DATA SUPPLIED>
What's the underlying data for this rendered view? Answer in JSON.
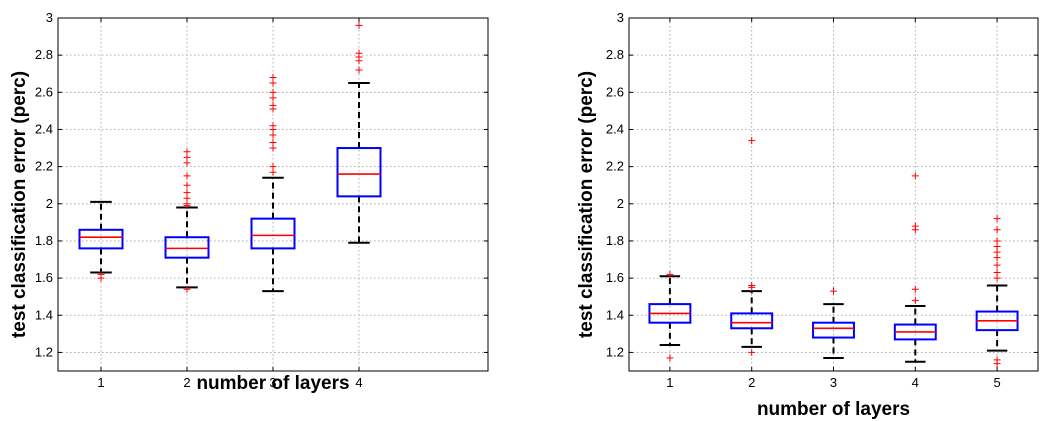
{
  "chart_data": [
    {
      "type": "box",
      "xlabel": "number of layers",
      "ylabel": "test classification error (perc)",
      "categories": [
        "1",
        "2",
        "3",
        "4"
      ],
      "xlim": [
        0.5,
        5.5
      ],
      "ylim": [
        1.1,
        3.0
      ],
      "yticks": [
        "1.2",
        "1.4",
        "1.6",
        "1.8",
        "2",
        "2.2",
        "2.4",
        "2.6",
        "2.8",
        "3"
      ],
      "grid": true,
      "colors": {
        "box": "#0000ff",
        "median": "#ff0000",
        "whisker": "#000000",
        "outlier": "#ff0000"
      },
      "boxes": [
        {
          "category": "1",
          "whisker_low": 1.63,
          "q1": 1.76,
          "median": 1.82,
          "q3": 1.86,
          "whisker_high": 2.01,
          "outliers": [
            1.6,
            1.62
          ]
        },
        {
          "category": "2",
          "whisker_low": 1.55,
          "q1": 1.71,
          "median": 1.76,
          "q3": 1.82,
          "whisker_high": 1.98,
          "outliers": [
            1.54,
            1.99,
            2.0,
            2.03,
            2.06,
            2.1,
            2.15,
            2.22,
            2.25,
            2.28
          ]
        },
        {
          "category": "3",
          "whisker_low": 1.53,
          "q1": 1.76,
          "median": 1.83,
          "q3": 1.92,
          "whisker_high": 2.14,
          "outliers": [
            2.17,
            2.2,
            2.3,
            2.33,
            2.37,
            2.4,
            2.42,
            2.51,
            2.53,
            2.57,
            2.6,
            2.65,
            2.68
          ]
        },
        {
          "category": "4",
          "whisker_low": 1.79,
          "q1": 2.04,
          "median": 2.16,
          "q3": 2.3,
          "whisker_high": 2.65,
          "outliers": [
            2.72,
            2.77,
            2.79,
            2.81,
            2.96
          ]
        }
      ]
    },
    {
      "type": "box",
      "xlabel": "number of layers",
      "ylabel": "test classification error (perc)",
      "categories": [
        "1",
        "2",
        "3",
        "4",
        "5"
      ],
      "xlim": [
        0.5,
        5.5
      ],
      "ylim": [
        1.1,
        3.0
      ],
      "yticks": [
        "1.2",
        "1.4",
        "1.6",
        "1.8",
        "2",
        "2.2",
        "2.4",
        "2.6",
        "2.8",
        "3"
      ],
      "grid": true,
      "colors": {
        "box": "#0000ff",
        "median": "#ff0000",
        "whisker": "#000000",
        "outlier": "#ff0000"
      },
      "boxes": [
        {
          "category": "1",
          "whisker_low": 1.24,
          "q1": 1.36,
          "median": 1.41,
          "q3": 1.46,
          "whisker_high": 1.61,
          "outliers": [
            1.17,
            1.62
          ]
        },
        {
          "category": "2",
          "whisker_low": 1.23,
          "q1": 1.33,
          "median": 1.36,
          "q3": 1.41,
          "whisker_high": 1.53,
          "outliers": [
            1.2,
            1.55,
            1.56,
            2.34
          ]
        },
        {
          "category": "3",
          "whisker_low": 1.17,
          "q1": 1.28,
          "median": 1.33,
          "q3": 1.36,
          "whisker_high": 1.46,
          "outliers": [
            1.53
          ]
        },
        {
          "category": "4",
          "whisker_low": 1.15,
          "q1": 1.27,
          "median": 1.31,
          "q3": 1.35,
          "whisker_high": 1.45,
          "outliers": [
            1.48,
            1.54,
            1.86,
            1.88,
            2.15
          ]
        },
        {
          "category": "5",
          "whisker_low": 1.21,
          "q1": 1.32,
          "median": 1.37,
          "q3": 1.42,
          "whisker_high": 1.56,
          "outliers": [
            1.14,
            1.16,
            1.6,
            1.63,
            1.67,
            1.71,
            1.74,
            1.77,
            1.8,
            1.86,
            1.92
          ]
        }
      ]
    }
  ]
}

TASK DESCRIPTION> Transcribe each entry above exactly, apart from the pictures.

FULL SOLUTION>
What's the underlying data for this rendered view? Answer in JSON.
{
  "chart_data": [
    {
      "type": "box",
      "xlabel": "number of layers",
      "ylabel": "test classification error (perc)",
      "categories": [
        "1",
        "2",
        "3",
        "4"
      ],
      "xlim": [
        0.5,
        5.5
      ],
      "ylim": [
        1.1,
        3.0
      ],
      "yticks": [
        "1.2",
        "1.4",
        "1.6",
        "1.8",
        "2",
        "2.2",
        "2.4",
        "2.6",
        "2.8",
        "3"
      ],
      "grid": true,
      "colors": {
        "box": "#0000ff",
        "median": "#ff0000",
        "whisker": "#000000",
        "outlier": "#ff0000"
      },
      "boxes": [
        {
          "category": "1",
          "whisker_low": 1.63,
          "q1": 1.76,
          "median": 1.82,
          "q3": 1.86,
          "whisker_high": 2.01,
          "outliers": [
            1.6,
            1.62
          ]
        },
        {
          "category": "2",
          "whisker_low": 1.55,
          "q1": 1.71,
          "median": 1.76,
          "q3": 1.82,
          "whisker_high": 1.98,
          "outliers": [
            1.54,
            1.99,
            2.0,
            2.03,
            2.06,
            2.1,
            2.15,
            2.22,
            2.25,
            2.28
          ]
        },
        {
          "category": "3",
          "whisker_low": 1.53,
          "q1": 1.76,
          "median": 1.83,
          "q3": 1.92,
          "whisker_high": 2.14,
          "outliers": [
            2.17,
            2.2,
            2.3,
            2.33,
            2.37,
            2.4,
            2.42,
            2.51,
            2.53,
            2.57,
            2.6,
            2.65,
            2.68
          ]
        },
        {
          "category": "4",
          "whisker_low": 1.79,
          "q1": 2.04,
          "median": 2.16,
          "q3": 2.3,
          "whisker_high": 2.65,
          "outliers": [
            2.72,
            2.77,
            2.79,
            2.81,
            2.96
          ]
        }
      ]
    },
    {
      "type": "box",
      "xlabel": "number of layers",
      "ylabel": "test classification error (perc)",
      "categories": [
        "1",
        "2",
        "3",
        "4",
        "5"
      ],
      "xlim": [
        0.5,
        5.5
      ],
      "ylim": [
        1.1,
        3.0
      ],
      "yticks": [
        "1.2",
        "1.4",
        "1.6",
        "1.8",
        "2",
        "2.2",
        "2.4",
        "2.6",
        "2.8",
        "3"
      ],
      "grid": true,
      "colors": {
        "box": "#0000ff",
        "median": "#ff0000",
        "whisker": "#000000",
        "outlier": "#ff0000"
      },
      "boxes": [
        {
          "category": "1",
          "whisker_low": 1.24,
          "q1": 1.36,
          "median": 1.41,
          "q3": 1.46,
          "whisker_high": 1.61,
          "outliers": [
            1.17,
            1.62
          ]
        },
        {
          "category": "2",
          "whisker_low": 1.23,
          "q1": 1.33,
          "median": 1.36,
          "q3": 1.41,
          "whisker_high": 1.53,
          "outliers": [
            1.2,
            1.55,
            1.56,
            2.34
          ]
        },
        {
          "category": "3",
          "whisker_low": 1.17,
          "q1": 1.28,
          "median": 1.33,
          "q3": 1.36,
          "whisker_high": 1.46,
          "outliers": [
            1.53
          ]
        },
        {
          "category": "4",
          "whisker_low": 1.15,
          "q1": 1.27,
          "median": 1.31,
          "q3": 1.35,
          "whisker_high": 1.45,
          "outliers": [
            1.48,
            1.54,
            1.86,
            1.88,
            2.15
          ]
        },
        {
          "category": "5",
          "whisker_low": 1.21,
          "q1": 1.32,
          "median": 1.37,
          "q3": 1.42,
          "whisker_high": 1.56,
          "outliers": [
            1.14,
            1.16,
            1.6,
            1.63,
            1.67,
            1.71,
            1.74,
            1.77,
            1.8,
            1.86,
            1.92
          ]
        }
      ]
    }
  ]
}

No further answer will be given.